## [WORK INSTRUCTIONS]
- A) In the Animal Crossing thread, which villager did Riceicle think they were dating at age 10?
- B) In the Animal Crossing thread, rewrite the passage from "Yeah that's stupid" to "to Animal Crossing." with "relationships" changed to "romance".

## [SOURCE TEXT]
Depends how cheap you can find it.


----------



## Volvagia (Jul 13, 2012)

Not to mention you can have a bf/gf in the game!  It's stupid, y would u date an animal/cellphone/whatever


----------



## Superpenguin (Jul 13, 2012)

Yeah that's stupid and hopefully won't be addedd to animal crossing games ever. Though we seem to be getting off topic


----------



## Jake (Jul 14, 2012)

they're not going to add relationships to Animal Crossing.


----------



## JabuJabule (Jul 19, 2012)

I wish we could date. I would date Pierce...


----------



## Superpenguin (Jul 19, 2012)

JabuJabule said:


> I wish we could date. I would date Pierce...


Haha pierce that's weird


----------



## JabuJabule (Jul 20, 2012)

Why is that weird? D:


----------



## Superpenguin (Jul 20, 2012)

JabuJabule said:


> Why is that weird? D:



Cause you went gaga over that new horse, now you are cheating on him.


----------



## JabuJabule (Jul 20, 2012)

I forgot about that...Okashipi!!! XD


----------



## Prof Gallows (Jul 20, 2012)

..this page of the thread is all kinds of wrong.

No dating animals. That's weird.


----------



## Superpenguin (Jul 20, 2012)

Yeah we know we're just joking sheesh


----------



## Riceicle (Jul 21, 2012)

...When I was 10 I used to think I was dating Dotty and followed her everywhere xD I was mega peeved when she left town


----------



## ACking (Jul 22, 2012)

Riceicle said:


> ...When I was 10 I used to think I was dating Dotty and followed her everywhere xD I was mega peeved when she left town


Lol. It was the same with me, except with Tangy


----------



## Katharine2000 (Jul 22, 2012)

when its your birthday, christmas or whatever i do really like the idea of having a party at your house, beacause on previous animal crossing games the animals have partys and your invited, most of the time anyway, one time i went to an animals house while they were having a party and they were like what are you doing here, i didn't invite you and i was like oh cheers lol


----------



## tsukune_713 (Jul 22, 2012)

Katharine2000 said:


> when its your birthday, christmas or whatever i do really like the idea of having a party at your house, beacause on previous animal crossing games the animals have partys and your invited, most of the time anyway, one time i went to an animals house while they were having a party and they were like what are you doing here, i didn't invite you and i was like oh cheers lol



birthday parties wouldnt be bad but i dont think so on christmas because youll be busy with jingle wouldnt you?

## [COLLECTED MATERIAL]
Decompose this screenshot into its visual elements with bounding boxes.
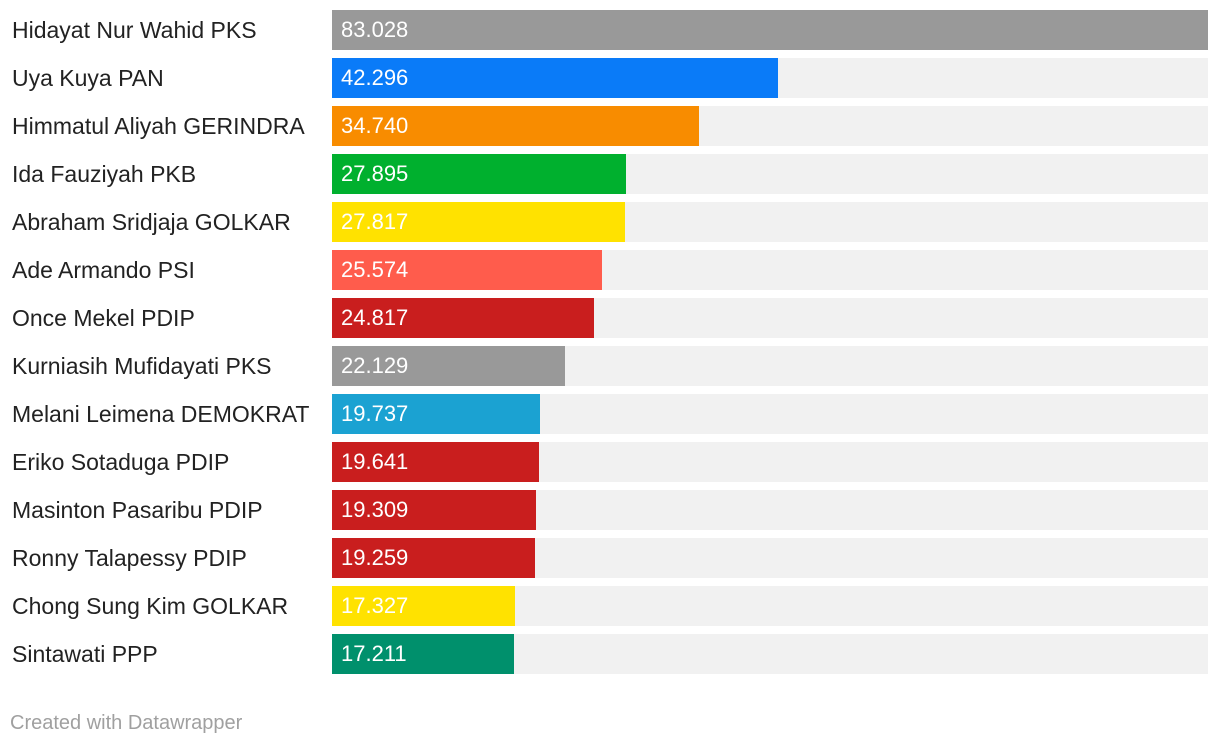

## [COMPLETED EXERCISE]
- A) Dotty

- B)
Yeah that's stupid and hopefully won't be addedd to animal crossing games ever. Though we seem to be getting off topic


----------



## Jake (Jul 14, 2012)

they're not going to add romance to Animal Crossing.